REQUIREMENTS:
Comb the records below for the string "color" and copy each line where it turns up.

=====

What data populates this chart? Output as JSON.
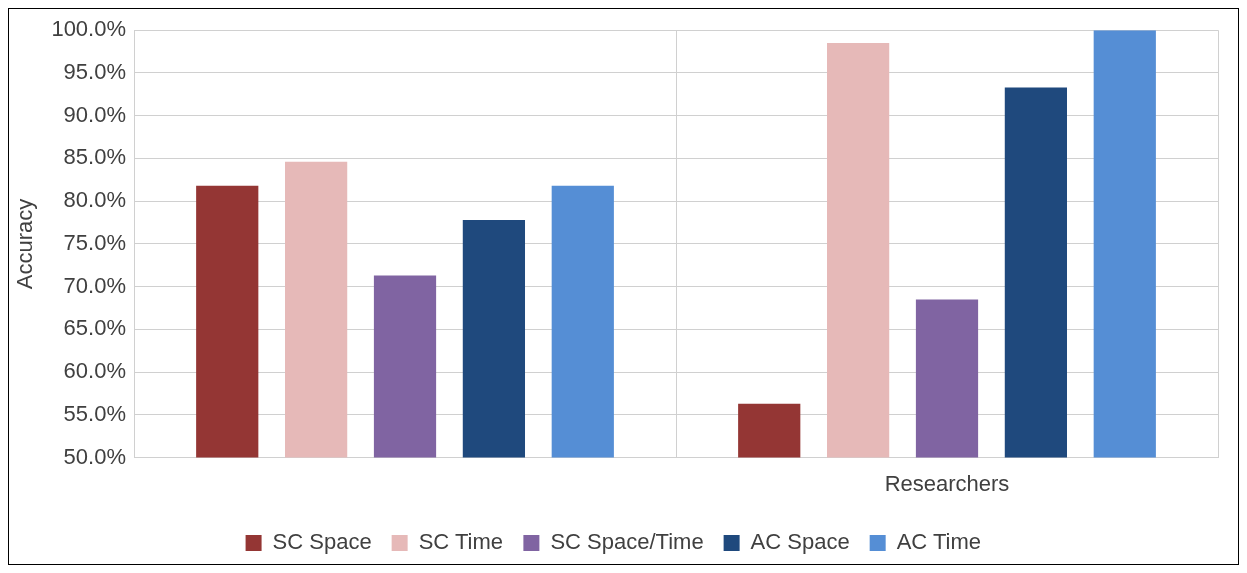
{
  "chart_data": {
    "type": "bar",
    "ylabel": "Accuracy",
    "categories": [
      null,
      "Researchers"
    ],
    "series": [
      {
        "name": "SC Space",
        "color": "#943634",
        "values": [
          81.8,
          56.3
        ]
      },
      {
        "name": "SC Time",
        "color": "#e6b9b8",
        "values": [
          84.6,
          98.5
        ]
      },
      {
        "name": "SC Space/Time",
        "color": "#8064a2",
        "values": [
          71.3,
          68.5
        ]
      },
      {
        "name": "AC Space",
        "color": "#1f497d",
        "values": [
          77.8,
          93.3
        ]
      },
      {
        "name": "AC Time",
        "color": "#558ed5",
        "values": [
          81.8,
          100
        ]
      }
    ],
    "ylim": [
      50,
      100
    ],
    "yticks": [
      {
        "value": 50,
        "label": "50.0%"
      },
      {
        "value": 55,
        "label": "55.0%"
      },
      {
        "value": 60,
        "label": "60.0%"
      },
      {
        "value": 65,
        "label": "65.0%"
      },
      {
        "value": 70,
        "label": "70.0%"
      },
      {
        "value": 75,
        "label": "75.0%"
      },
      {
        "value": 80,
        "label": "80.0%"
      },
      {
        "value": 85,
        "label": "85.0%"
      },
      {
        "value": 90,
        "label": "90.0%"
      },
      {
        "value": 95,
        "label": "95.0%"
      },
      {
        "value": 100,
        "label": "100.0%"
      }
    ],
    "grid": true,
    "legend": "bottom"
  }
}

=====

PROBLEM SOLUTION:
        "color": "#943634",
        "color": "#e6b9b8",
        "color": "#8064a2",
        "color": "#1f497d",
        "color": "#558ed5",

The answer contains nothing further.